*** SOURCE TEXT ***

It is important to note that multiple configurations of the valve plates 132, 138 can be considered to be within the scope of the current disclosure. The valve configurations can be designed such that a given valve configuration follows the hypocycloid path of the rotor 116 in the power section 119.
This written description uses examples to disclose the invention and also to enable any person skilled in the art to practice the invention, including making and using any devices or systems. The patentable scope of the invention is defined by the claims, and can include other examples that occur to those skilled in the art. Such other examples are intended to be within the scope of the claims if they have structural elements that do not differ from the literal language of the claims or if they include equivalent structural elements with insubstantial differences from the literal language of the claims.

*** End of SOURCE TEXT ***
*** RECORDS PROVIDED ***

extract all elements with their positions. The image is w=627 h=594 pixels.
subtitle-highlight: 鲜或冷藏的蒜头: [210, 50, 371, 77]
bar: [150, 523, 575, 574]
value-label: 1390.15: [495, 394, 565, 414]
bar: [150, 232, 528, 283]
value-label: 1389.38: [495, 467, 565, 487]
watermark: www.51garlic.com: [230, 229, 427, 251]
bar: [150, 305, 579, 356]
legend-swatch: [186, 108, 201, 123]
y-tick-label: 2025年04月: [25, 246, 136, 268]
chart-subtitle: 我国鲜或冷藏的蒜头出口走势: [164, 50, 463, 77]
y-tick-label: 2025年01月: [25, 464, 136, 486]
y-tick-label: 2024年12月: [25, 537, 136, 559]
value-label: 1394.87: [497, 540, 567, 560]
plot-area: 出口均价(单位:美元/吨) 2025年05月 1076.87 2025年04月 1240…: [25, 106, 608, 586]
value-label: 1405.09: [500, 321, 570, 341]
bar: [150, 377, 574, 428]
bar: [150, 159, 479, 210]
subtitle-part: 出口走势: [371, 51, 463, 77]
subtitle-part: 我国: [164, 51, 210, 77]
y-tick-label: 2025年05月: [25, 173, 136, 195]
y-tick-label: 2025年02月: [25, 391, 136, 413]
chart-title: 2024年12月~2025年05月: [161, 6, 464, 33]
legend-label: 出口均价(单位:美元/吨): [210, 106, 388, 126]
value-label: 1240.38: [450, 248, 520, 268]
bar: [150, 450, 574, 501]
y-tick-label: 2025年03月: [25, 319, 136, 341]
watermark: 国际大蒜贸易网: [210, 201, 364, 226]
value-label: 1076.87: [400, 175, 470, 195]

*** End of RECORDS PROVIDED ***

> _DIRECTIONS_:
1. In the patent text, what path can a given valve configuration be designed to follow?
2. Return the portion of the patent text from "It is important" up to and including "power section 119.", copied word for word.
3. Carry the patent text further, picking up after its last sentence.
The entries are separate material from the patent text.

> _ANSWERS PROVIDED_:
1. The hypocycloid path of the rotor 116 in the power section 119.

2.
It is important to note that multiple configurations of the valve plates 132, 138 can be considered to be within the scope of the current disclosure. The valve configurations can be designed such that a given valve configuration follows the hypocycloid path of the rotor 116 in the power section 119.

3.
Although embodiments of the disclosure have been described using specific terms, such description is for illustrative purposes only. The words used are words of description rather than limitation. It is to be understood that changes and variations may be made by those of ordinary skill in the art without departing from the spirit or the scope of the present disclosure. In addition, it should be understood that aspects of the various embodiments may be interchanged in whole or in part. While specific uses for the subject matter of the disclosure have been exemplified, other uses are contemplated. Therefore, the spirit and scope of the claims should not be limited to the description of the versions contained herein.